Start SUPPLIED DATA

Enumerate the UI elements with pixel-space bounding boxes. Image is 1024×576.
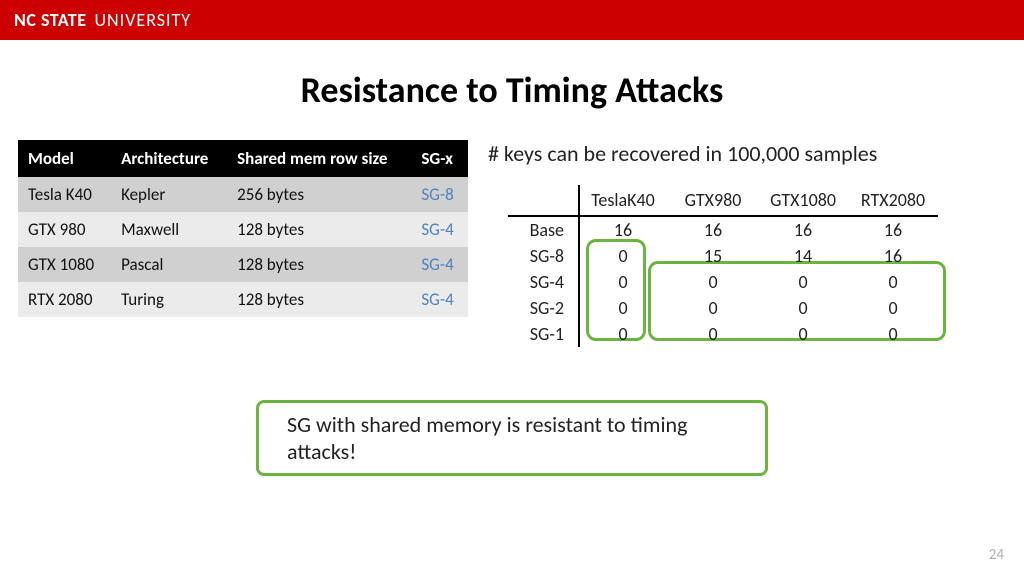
keys-panel: # keys can be recovered in 100,000 sampl… <box>488 140 1006 347</box>
cell-mem: 128 bytes <box>227 212 411 247</box>
cell-model: GTX 1080 <box>18 247 111 282</box>
brand-light: UNIVERSITY <box>94 9 191 31</box>
table-header-row: Model Architecture Shared mem row size S… <box>18 140 468 177</box>
col-model: Model <box>18 140 111 177</box>
keys-row-label: Base <box>508 217 578 243</box>
keys-row-label: SG-4 <box>508 269 578 295</box>
cell-model: Tesla K40 <box>18 177 111 212</box>
keys-cell: 0 <box>578 295 668 321</box>
keys-cell: 0 <box>578 321 668 347</box>
col-sgx: SG-x <box>411 140 468 177</box>
university-header: NC STATE UNIVERSITY <box>0 0 1024 40</box>
cell-sgx: SG-8 <box>411 177 468 212</box>
keys-row-label: SG-8 <box>508 243 578 269</box>
keys-cell: 16 <box>668 217 758 243</box>
blank-corner <box>508 185 578 217</box>
keys-table-wrap: TeslaK40 GTX980 GTX1080 RTX2080 Base 16 … <box>508 185 968 347</box>
keys-cell: 14 <box>758 243 848 269</box>
keys-cell: 0 <box>578 243 668 269</box>
keys-title: # keys can be recovered in 100,000 sampl… <box>488 140 1006 167</box>
cell-sgx: SG-4 <box>411 247 468 282</box>
keys-cell: 0 <box>668 321 758 347</box>
keys-row-label: SG-2 <box>508 295 578 321</box>
gpu-table-container: Model Architecture Shared mem row size S… <box>18 140 468 347</box>
keys-col: TeslaK40 <box>578 185 668 217</box>
col-arch: Architecture <box>111 140 227 177</box>
keys-cell: 16 <box>578 217 668 243</box>
keys-cell: 0 <box>758 295 848 321</box>
slide-title: Resistance to Timing Attacks <box>0 68 1024 112</box>
keys-cell: 16 <box>848 217 938 243</box>
keys-cell: 0 <box>758 269 848 295</box>
keys-col: RTX2080 <box>848 185 938 217</box>
cell-sgx: SG-4 <box>411 282 468 317</box>
cell-arch: Maxwell <box>111 212 227 247</box>
keys-cell: 0 <box>848 321 938 347</box>
table-row: GTX 1080 Pascal 128 bytes SG-4 <box>18 247 468 282</box>
keys-cell: 16 <box>758 217 848 243</box>
keys-col: GTX980 <box>668 185 758 217</box>
keys-cell: 0 <box>578 269 668 295</box>
cell-mem: 128 bytes <box>227 247 411 282</box>
keys-cell: 0 <box>668 269 758 295</box>
table-row: RTX 2080 Turing 128 bytes SG-4 <box>18 282 468 317</box>
cell-model: RTX 2080 <box>18 282 111 317</box>
cell-arch: Kepler <box>111 177 227 212</box>
gpu-table: Model Architecture Shared mem row size S… <box>18 140 468 317</box>
keys-cell: 0 <box>848 269 938 295</box>
keys-cell: 0 <box>848 295 938 321</box>
keys-grid: TeslaK40 GTX980 GTX1080 RTX2080 Base 16 … <box>508 185 968 347</box>
cell-model: GTX 980 <box>18 212 111 247</box>
keys-row-label: SG-1 <box>508 321 578 347</box>
cell-mem: 256 bytes <box>227 177 411 212</box>
col-mem: Shared mem row size <box>227 140 411 177</box>
keys-cell: 16 <box>848 243 938 269</box>
cell-arch: Turing <box>111 282 227 317</box>
conclusion-callout: SG with shared memory is resistant to ti… <box>256 400 768 476</box>
table-row: Tesla K40 Kepler 256 bytes SG-8 <box>18 177 468 212</box>
page-number: 24 <box>989 546 1004 564</box>
cell-arch: Pascal <box>111 247 227 282</box>
cell-mem: 128 bytes <box>227 282 411 317</box>
keys-cell: 0 <box>758 321 848 347</box>
cell-sgx: SG-4 <box>411 212 468 247</box>
keys-col: GTX1080 <box>758 185 848 217</box>
brand-bold: NC STATE <box>14 9 86 31</box>
keys-cell: 0 <box>668 295 758 321</box>
keys-cell: 15 <box>668 243 758 269</box>
content-area: Model Architecture Shared mem row size S… <box>0 140 1024 347</box>
table-row: GTX 980 Maxwell 128 bytes SG-4 <box>18 212 468 247</box>
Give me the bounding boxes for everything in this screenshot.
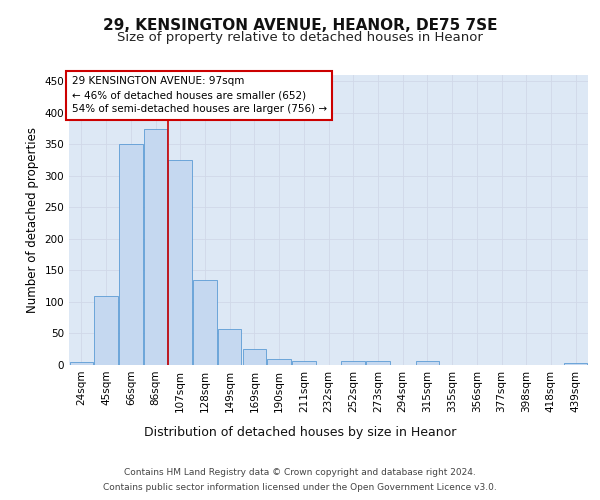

End SUPPLIED DATA

> _PROBLEM TO SOLVE_
Rewrite these rows with "bounding boxes" changed to "box coordinates" and everything else kept the same, and omit the pictures from your answer.

> _EXPECTED OUTPUT_
Enumerate the UI elements with pixel-space box coordinates. Image is 1024×576.
keys-panel: # keys can be recovered in 100,000 sampl… <box>488 140 1006 347</box>
cell-mem: 128 bytes <box>227 212 411 247</box>
cell-model: GTX 1080 <box>18 247 111 282</box>
brand-light: UNIVERSITY <box>94 9 191 31</box>
table-header-row: Model Architecture Shared mem row size S… <box>18 140 468 177</box>
col-model: Model <box>18 140 111 177</box>
keys-row-label: Base <box>508 217 578 243</box>
keys-row-label: SG-4 <box>508 269 578 295</box>
cell-model: Tesla K40 <box>18 177 111 212</box>
keys-cell: 0 <box>578 295 668 321</box>
keys-cell: 0 <box>578 321 668 347</box>
col-sgx: SG-x <box>411 140 468 177</box>
university-header: NC STATE UNIVERSITY <box>0 0 1024 40</box>
cell-sgx: SG-8 <box>411 177 468 212</box>
keys-row-label: SG-8 <box>508 243 578 269</box>
keys-cell: 16 <box>668 217 758 243</box>
blank-corner <box>508 185 578 217</box>
keys-table-wrap: TeslaK40 GTX980 GTX1080 RTX2080 Base 16 … <box>508 185 968 347</box>
keys-cell: 14 <box>758 243 848 269</box>
keys-cell: 0 <box>578 243 668 269</box>
keys-title: # keys can be recovered in 100,000 sampl… <box>488 140 1006 167</box>
cell-sgx: SG-4 <box>411 247 468 282</box>
keys-cell: 0 <box>668 321 758 347</box>
keys-row-label: SG-2 <box>508 295 578 321</box>
gpu-table-container: Model Architecture Shared mem row size S… <box>18 140 468 347</box>
keys-col: TeslaK40 <box>578 185 668 217</box>
col-arch: Architecture <box>111 140 227 177</box>
keys-cell: 16 <box>578 217 668 243</box>
keys-cell: 0 <box>758 295 848 321</box>
slide-title: Resistance to Timing Attacks <box>0 68 1024 112</box>
keys-cell: 16 <box>848 217 938 243</box>
keys-cell: 0 <box>758 269 848 295</box>
keys-col: RTX2080 <box>848 185 938 217</box>
cell-sgx: SG-4 <box>411 282 468 317</box>
cell-arch: Maxwell <box>111 212 227 247</box>
keys-cell: 0 <box>848 321 938 347</box>
table-row: GTX 1080 Pascal 128 bytes SG-4 <box>18 247 468 282</box>
keys-cell: 16 <box>758 217 848 243</box>
keys-col: GTX980 <box>668 185 758 217</box>
keys-cell: 0 <box>578 269 668 295</box>
cell-mem: 128 bytes <box>227 247 411 282</box>
keys-cell: 0 <box>668 269 758 295</box>
table-row: RTX 2080 Turing 128 bytes SG-4 <box>18 282 468 317</box>
cell-model: RTX 2080 <box>18 282 111 317</box>
cell-arch: Kepler <box>111 177 227 212</box>
gpu-table: Model Architecture Shared mem row size S… <box>18 140 468 317</box>
keys-cell: 0 <box>848 269 938 295</box>
keys-cell: 0 <box>848 295 938 321</box>
keys-grid: TeslaK40 GTX980 GTX1080 RTX2080 Base 16 … <box>508 185 968 347</box>
cell-model: GTX 980 <box>18 212 111 247</box>
keys-row-label: SG-1 <box>508 321 578 347</box>
cell-mem: 256 bytes <box>227 177 411 212</box>
col-mem: Shared mem row size <box>227 140 411 177</box>
keys-cell: 16 <box>848 243 938 269</box>
cell-arch: Turing <box>111 282 227 317</box>
conclusion-callout: SG with shared memory is resistant to ti… <box>256 400 768 476</box>
table-row: Tesla K40 Kepler 256 bytes SG-8 <box>18 177 468 212</box>
page-number: 24 <box>989 546 1004 564</box>
cell-arch: Pascal <box>111 247 227 282</box>
cell-mem: 128 bytes <box>227 282 411 317</box>
keys-cell: 0 <box>758 321 848 347</box>
cell-sgx: SG-4 <box>411 212 468 247</box>
keys-col: GTX1080 <box>758 185 848 217</box>
brand-bold: NC STATE <box>14 9 86 31</box>
keys-cell: 0 <box>668 295 758 321</box>
keys-cell: 15 <box>668 243 758 269</box>
content-area: Model Architecture Shared mem row size S… <box>0 140 1024 347</box>
table-row: GTX 980 Maxwell 128 bytes SG-4 <box>18 212 468 247</box>
Give me the box coordinates for everything in this screenshot.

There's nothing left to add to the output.